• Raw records
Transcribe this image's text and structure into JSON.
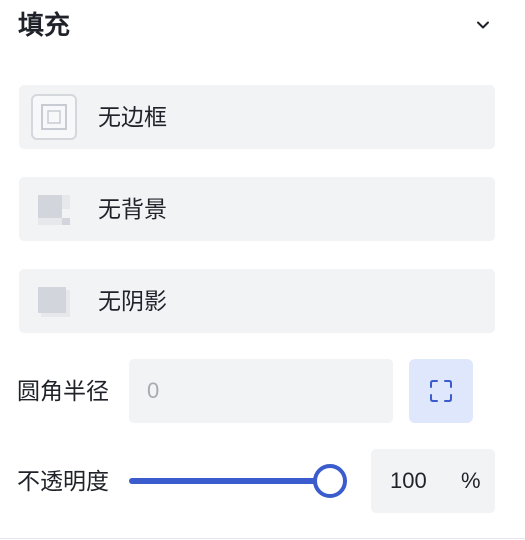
{
  "section": {
    "title": "填充",
    "collapse_icon": "chevron-down-icon"
  },
  "options": [
    {
      "label": "无边框",
      "icon": "no-border-icon"
    },
    {
      "label": "无背景",
      "icon": "no-background-icon"
    },
    {
      "label": "无阴影",
      "icon": "no-shadow-icon"
    }
  ],
  "corner_radius": {
    "label": "圆角半径",
    "value": "",
    "placeholder": "0",
    "toggle_icon": "corner-radius-icon"
  },
  "opacity": {
    "label": "不透明度",
    "slider_fraction": 0.92,
    "value": "100",
    "unit": "%"
  },
  "colors": {
    "accent": "#3a5ccc",
    "card_bg": "#f2f3f5",
    "toggle_bg": "#dfe7fd",
    "text": "#1f2329",
    "placeholder": "#a6abb3"
  }
}
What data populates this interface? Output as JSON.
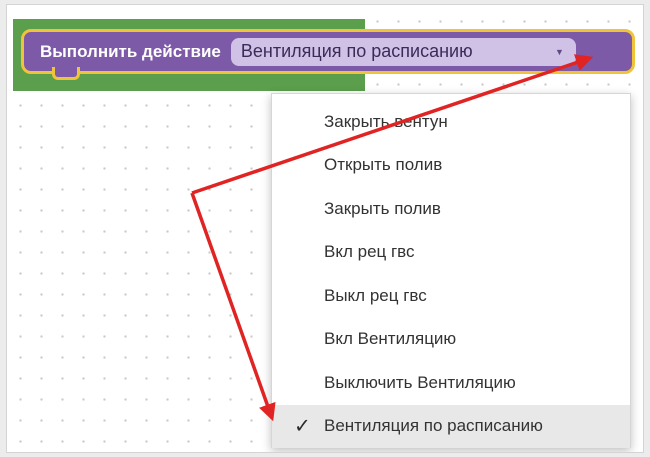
{
  "block": {
    "label": "Выполнить действие",
    "selected_value": "Вентиляция по расписанию",
    "caret": "▼"
  },
  "menu": {
    "check_glyph": "✓",
    "items": [
      {
        "label": "Закрыть вентун",
        "selected": false
      },
      {
        "label": "Открыть полив",
        "selected": false
      },
      {
        "label": "Закрыть полив",
        "selected": false
      },
      {
        "label": "Вкл рец гвс",
        "selected": false
      },
      {
        "label": "Выкл рец гвс",
        "selected": false
      },
      {
        "label": "Вкл Вентиляцию",
        "selected": false
      },
      {
        "label": "Выключить Вентиляцию",
        "selected": false
      },
      {
        "label": "Вентиляция по расписанию",
        "selected": true
      }
    ]
  },
  "colors": {
    "block_fill": "#7d5aa8",
    "block_border": "#f0c43a",
    "workspace_strip": "#5b9e4c",
    "arrow": "#e02424"
  }
}
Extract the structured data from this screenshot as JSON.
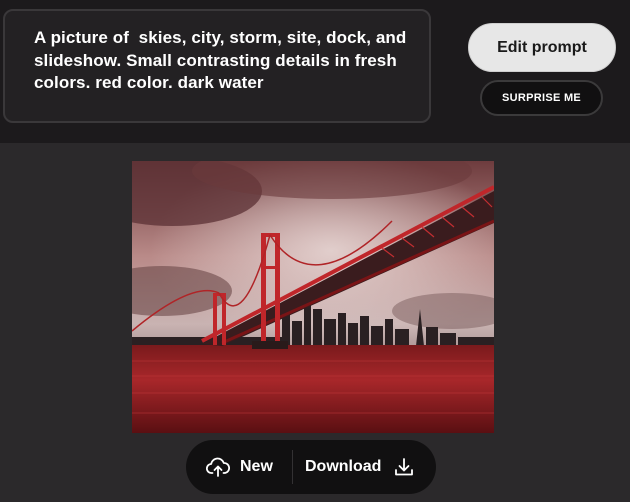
{
  "prompt": {
    "text": "A picture of  skies, city, storm, site, dock, and slideshow. Small contrasting details in fresh colors. red color. dark water"
  },
  "buttons": {
    "edit_prompt": "Edit prompt",
    "surprise_me": "SURPRISE ME",
    "new": "New",
    "download": "Download"
  },
  "icons": {
    "new": "cloud-upload-icon",
    "download": "download-icon"
  },
  "colors": {
    "background": "#2b292b",
    "top_band": "#1c1a1c",
    "accent_red": "#c0262a"
  }
}
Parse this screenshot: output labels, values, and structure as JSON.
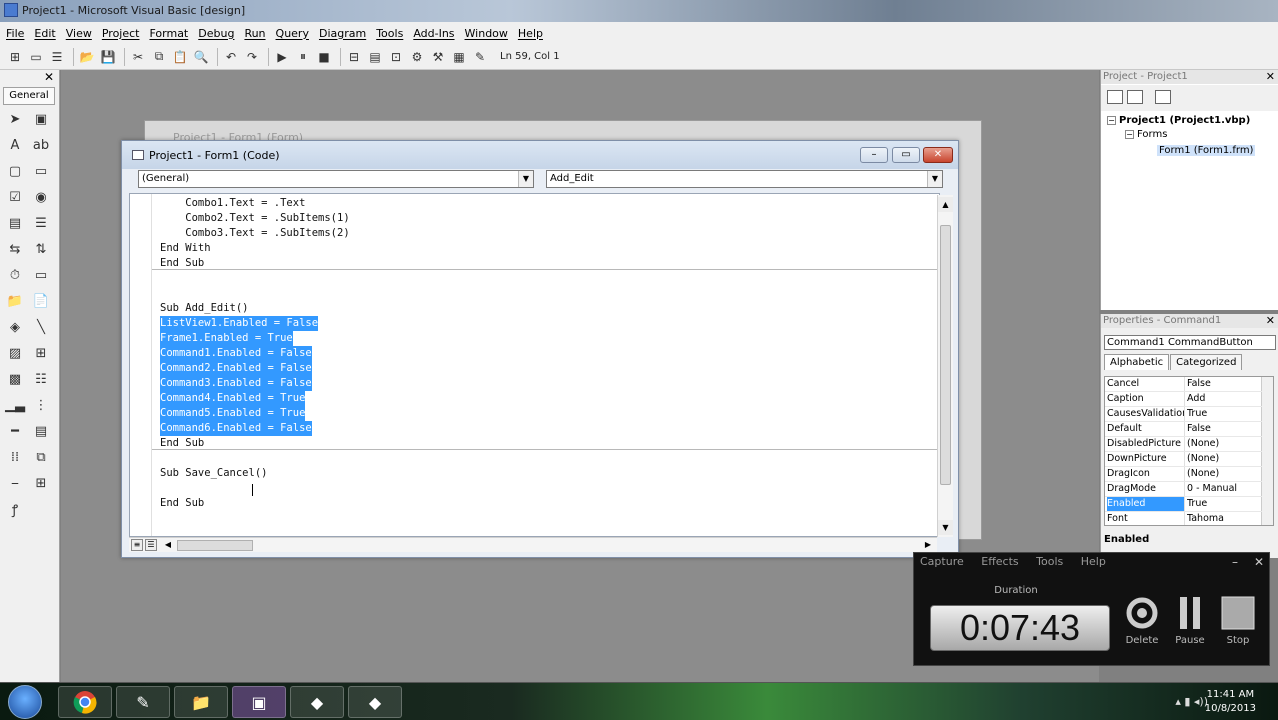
{
  "window": {
    "title": "Project1 - Microsoft Visual Basic [design]"
  },
  "menu": [
    "File",
    "Edit",
    "View",
    "Project",
    "Format",
    "Debug",
    "Run",
    "Query",
    "Diagram",
    "Tools",
    "Add-Ins",
    "Window",
    "Help"
  ],
  "toolbar": {
    "position": "Ln 59, Col 1"
  },
  "toolbox": {
    "tab_label": "General"
  },
  "form_designer": {
    "title": "Project1 - Form1 (Form)"
  },
  "code_window": {
    "title": "Project1 - Form1 (Code)",
    "object_combo": "(General)",
    "procedure_combo": "Add_Edit",
    "lines": [
      {
        "text": "    Combo1.Text = .Text",
        "selected": false
      },
      {
        "text": "    Combo2.Text = .SubItems(1)",
        "selected": false
      },
      {
        "text": "    Combo3.Text = .SubItems(2)",
        "selected": false
      },
      {
        "text": "End With",
        "selected": false
      },
      {
        "text": "End Sub",
        "selected": false
      },
      {
        "text": "",
        "selected": false
      },
      {
        "text": "",
        "selected": false
      },
      {
        "text": "Sub Add_Edit()",
        "selected": false
      },
      {
        "text": "ListView1.Enabled = False",
        "selected": true
      },
      {
        "text": "Frame1.Enabled = True",
        "selected": true
      },
      {
        "text": "Command1.Enabled = False",
        "selected": true
      },
      {
        "text": "Command2.Enabled = False",
        "selected": true
      },
      {
        "text": "Command3.Enabled = False",
        "selected": true
      },
      {
        "text": "Command4.Enabled = True",
        "selected": true
      },
      {
        "text": "Command5.Enabled = True",
        "selected": true
      },
      {
        "text": "Command6.Enabled = False",
        "selected": true
      },
      {
        "text": "End Sub",
        "selected": false
      },
      {
        "text": "",
        "selected": false
      },
      {
        "text": "Sub Save_Cancel()",
        "selected": false
      },
      {
        "text": "",
        "selected": false
      },
      {
        "text": "End Sub",
        "selected": false
      }
    ]
  },
  "project_explorer": {
    "header": "Project - Project1",
    "root": "Project1 (Project1.vbp)",
    "folder": "Forms",
    "item": "Form1 (Form1.frm)"
  },
  "properties": {
    "header": "Properties - Command1",
    "object": "Command1 CommandButton",
    "tabs": [
      "Alphabetic",
      "Categorized"
    ],
    "rows": [
      {
        "name": "Cancel",
        "value": "False",
        "selected": false
      },
      {
        "name": "Caption",
        "value": "Add",
        "selected": false
      },
      {
        "name": "CausesValidation",
        "value": "True",
        "selected": false
      },
      {
        "name": "Default",
        "value": "False",
        "selected": false
      },
      {
        "name": "DisabledPicture",
        "value": "(None)",
        "selected": false
      },
      {
        "name": "DownPicture",
        "value": "(None)",
        "selected": false
      },
      {
        "name": "DragIcon",
        "value": "(None)",
        "selected": false
      },
      {
        "name": "DragMode",
        "value": "0 - Manual",
        "selected": false
      },
      {
        "name": "Enabled",
        "value": "True",
        "selected": true
      },
      {
        "name": "Font",
        "value": "Tahoma",
        "selected": false
      }
    ],
    "description": "Enabled"
  },
  "recorder": {
    "menu": [
      "Capture",
      "Effects",
      "Tools",
      "Help"
    ],
    "duration_label": "Duration",
    "time": "0:07:43",
    "buttons": [
      "Delete",
      "Pause",
      "Stop"
    ]
  },
  "taskbar": {
    "time": "11:41 AM",
    "date": "10/8/2013"
  },
  "colors": {
    "selection": "#3399ff",
    "workspace": "#8c8c8c"
  }
}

• What the task asks
Leaving all pictures aside, quote each record exactly.

• Full response
Transcribe this image's text and structure into JSON.
{
  "section": {
    "title": "填充",
    "collapse_icon": "chevron-down-icon"
  },
  "options": [
    {
      "label": "无边框",
      "icon": "no-border-icon"
    },
    {
      "label": "无背景",
      "icon": "no-background-icon"
    },
    {
      "label": "无阴影",
      "icon": "no-shadow-icon"
    }
  ],
  "corner_radius": {
    "label": "圆角半径",
    "value": "",
    "placeholder": "0",
    "toggle_icon": "corner-radius-icon"
  },
  "opacity": {
    "label": "不透明度",
    "slider_fraction": 0.92,
    "value": "100",
    "unit": "%"
  },
  "colors": {
    "accent": "#3a5ccc",
    "card_bg": "#f2f3f5",
    "toggle_bg": "#dfe7fd",
    "text": "#1f2329",
    "placeholder": "#a6abb3"
  }
}
What data populates this interface? Output as JSON.
{
  "block": {
    "label": "Выполнить действие",
    "selected_value": "Вентиляция по расписанию",
    "caret": "▼"
  },
  "menu": {
    "check_glyph": "✓",
    "items": [
      {
        "label": "Закрыть вентун",
        "selected": false
      },
      {
        "label": "Открыть полив",
        "selected": false
      },
      {
        "label": "Закрыть полив",
        "selected": false
      },
      {
        "label": "Вкл рец гвс",
        "selected": false
      },
      {
        "label": "Выкл рец гвс",
        "selected": false
      },
      {
        "label": "Вкл Вентиляцию",
        "selected": false
      },
      {
        "label": "Выключить Вентиляцию",
        "selected": false
      },
      {
        "label": "Вентиляция по расписанию",
        "selected": true
      }
    ]
  },
  "colors": {
    "block_fill": "#7d5aa8",
    "block_border": "#f0c43a",
    "workspace_strip": "#5b9e4c",
    "arrow": "#e02424"
  }
}
Extract the structured data from this screenshot as JSON.
{
  "prompt": {
    "text": "A picture of  skies, city, storm, site, dock, and slideshow. Small contrasting details in fresh colors. red color. dark water"
  },
  "buttons": {
    "edit_prompt": "Edit prompt",
    "surprise_me": "SURPRISE ME",
    "new": "New",
    "download": "Download"
  },
  "icons": {
    "new": "cloud-upload-icon",
    "download": "download-icon"
  },
  "colors": {
    "background": "#2b292b",
    "top_band": "#1c1a1c",
    "accent_red": "#c0262a"
  }
}
Parse this screenshot: output labels, values, and structure as JSON.
{
  "window": {
    "title": "Project1 - Microsoft Visual Basic [design]"
  },
  "menu": [
    "File",
    "Edit",
    "View",
    "Project",
    "Format",
    "Debug",
    "Run",
    "Query",
    "Diagram",
    "Tools",
    "Add-Ins",
    "Window",
    "Help"
  ],
  "toolbar": {
    "position": "Ln 59, Col 1"
  },
  "toolbox": {
    "tab_label": "General"
  },
  "form_designer": {
    "title": "Project1 - Form1 (Form)"
  },
  "code_window": {
    "title": "Project1 - Form1 (Code)",
    "object_combo": "(General)",
    "procedure_combo": "Add_Edit",
    "lines": [
      {
        "text": "    Combo1.Text = .Text",
        "selected": false
      },
      {
        "text": "    Combo2.Text = .SubItems(1)",
        "selected": false
      },
      {
        "text": "    Combo3.Text = .SubItems(2)",
        "selected": false
      },
      {
        "text": "End With",
        "selected": false
      },
      {
        "text": "End Sub",
        "selected": false
      },
      {
        "text": "",
        "selected": false
      },
      {
        "text": "",
        "selected": false
      },
      {
        "text": "Sub Add_Edit()",
        "selected": false
      },
      {
        "text": "ListView1.Enabled = False",
        "selected": true
      },
      {
        "text": "Frame1.Enabled = True",
        "selected": true
      },
      {
        "text": "Command1.Enabled = False",
        "selected": true
      },
      {
        "text": "Command2.Enabled = False",
        "selected": true
      },
      {
        "text": "Command3.Enabled = False",
        "selected": true
      },
      {
        "text": "Command4.Enabled = True",
        "selected": true
      },
      {
        "text": "Command5.Enabled = True",
        "selected": true
      },
      {
        "text": "Command6.Enabled = False",
        "selected": true
      },
      {
        "text": "End Sub",
        "selected": false
      },
      {
        "text": "",
        "selected": false
      },
      {
        "text": "Sub Save_Cancel()",
        "selected": false
      },
      {
        "text": "",
        "selected": false
      },
      {
        "text": "End Sub",
        "selected": false
      }
    ]
  },
  "project_explorer": {
    "header": "Project - Project1",
    "root": "Project1 (Project1.vbp)",
    "folder": "Forms",
    "item": "Form1 (Form1.frm)"
  },
  "properties": {
    "header": "Properties - Command1",
    "object": "Command1 CommandButton",
    "tabs": [
      "Alphabetic",
      "Categorized"
    ],
    "rows": [
      {
        "name": "Cancel",
        "value": "False",
        "selected": false
      },
      {
        "name": "Caption",
        "value": "Add",
        "selected": false
      },
      {
        "name": "CausesValidation",
        "value": "True",
        "selected": false
      },
      {
        "name": "Default",
        "value": "False",
        "selected": false
      },
      {
        "name": "DisabledPicture",
        "value": "(None)",
        "selected": false
      },
      {
        "name": "DownPicture",
        "value": "(None)",
        "selected": false
      },
      {
        "name": "DragIcon",
        "value": "(None)",
        "selected": false
      },
      {
        "name": "DragMode",
        "value": "0 - Manual",
        "selected": false
      },
      {
        "name": "Enabled",
        "value": "True",
        "selected": true
      },
      {
        "name": "Font",
        "value": "Tahoma",
        "selected": false
      }
    ],
    "description": "Enabled"
  },
  "recorder": {
    "menu": [
      "Capture",
      "Effects",
      "Tools",
      "Help"
    ],
    "duration_label": "Duration",
    "time": "0:07:43",
    "buttons": [
      "Delete",
      "Pause",
      "Stop"
    ]
  },
  "taskbar": {
    "time": "11:41 AM",
    "date": "10/8/2013"
  },
  "colors": {
    "selection": "#3399ff",
    "workspace": "#8c8c8c"
  }
}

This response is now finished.